■ WHAT YOU SHOULD DO
What follows are records. Restate all of them word for word.

(Extracted data entries)
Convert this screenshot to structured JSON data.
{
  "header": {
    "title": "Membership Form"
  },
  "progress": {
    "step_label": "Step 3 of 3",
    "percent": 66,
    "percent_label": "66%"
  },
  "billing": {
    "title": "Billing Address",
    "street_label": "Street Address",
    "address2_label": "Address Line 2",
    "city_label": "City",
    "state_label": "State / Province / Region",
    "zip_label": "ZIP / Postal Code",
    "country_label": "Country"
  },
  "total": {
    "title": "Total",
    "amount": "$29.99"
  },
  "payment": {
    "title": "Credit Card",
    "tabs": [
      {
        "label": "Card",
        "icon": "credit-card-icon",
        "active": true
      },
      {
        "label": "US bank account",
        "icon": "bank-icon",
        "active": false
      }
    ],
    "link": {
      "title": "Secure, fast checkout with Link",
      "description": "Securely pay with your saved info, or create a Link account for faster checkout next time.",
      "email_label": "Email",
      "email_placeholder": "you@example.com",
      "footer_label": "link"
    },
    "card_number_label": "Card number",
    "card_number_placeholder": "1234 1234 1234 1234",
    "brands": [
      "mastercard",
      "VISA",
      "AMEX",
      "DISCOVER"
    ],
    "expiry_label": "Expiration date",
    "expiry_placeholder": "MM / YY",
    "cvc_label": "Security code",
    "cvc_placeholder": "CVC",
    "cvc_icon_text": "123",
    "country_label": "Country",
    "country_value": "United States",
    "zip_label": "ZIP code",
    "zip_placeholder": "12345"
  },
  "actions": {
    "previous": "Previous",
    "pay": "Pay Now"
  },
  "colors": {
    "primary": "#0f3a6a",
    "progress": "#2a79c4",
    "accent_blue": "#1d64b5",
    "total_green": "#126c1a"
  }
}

■ FULL OUTPUT
Convert this screenshot to structured JSON data.
{
  "header": {
    "title": "Membership Form"
  },
  "progress": {
    "step_label": "Step 3 of 3",
    "percent": 66,
    "percent_label": "66%"
  },
  "billing": {
    "title": "Billing Address",
    "street_label": "Street Address",
    "address2_label": "Address Line 2",
    "city_label": "City",
    "state_label": "State / Province / Region",
    "zip_label": "ZIP / Postal Code",
    "country_label": "Country"
  },
  "total": {
    "title": "Total",
    "amount": "$29.99"
  },
  "payment": {
    "title": "Credit Card",
    "tabs": [
      {
        "label": "Card",
        "icon": "credit-card-icon",
        "active": true
      },
      {
        "label": "US bank account",
        "icon": "bank-icon",
        "active": false
      }
    ],
    "link": {
      "title": "Secure, fast checkout with Link",
      "description": "Securely pay with your saved info, or create a Link account for faster checkout next time.",
      "email_label": "Email",
      "email_placeholder": "you@example.com",
      "footer_label": "link"
    },
    "card_number_label": "Card number",
    "card_number_placeholder": "1234 1234 1234 1234",
    "brands": [
      "mastercard",
      "VISA",
      "AMEX",
      "DISCOVER"
    ],
    "expiry_label": "Expiration date",
    "expiry_placeholder": "MM / YY",
    "cvc_label": "Security code",
    "cvc_placeholder": "CVC",
    "cvc_icon_text": "123",
    "country_label": "Country",
    "country_value": "United States",
    "zip_label": "ZIP code",
    "zip_placeholder": "12345"
  },
  "actions": {
    "previous": "Previous",
    "pay": "Pay Now"
  },
  "colors": {
    "primary": "#0f3a6a",
    "progress": "#2a79c4",
    "accent_blue": "#1d64b5",
    "total_green": "#126c1a"
  }
}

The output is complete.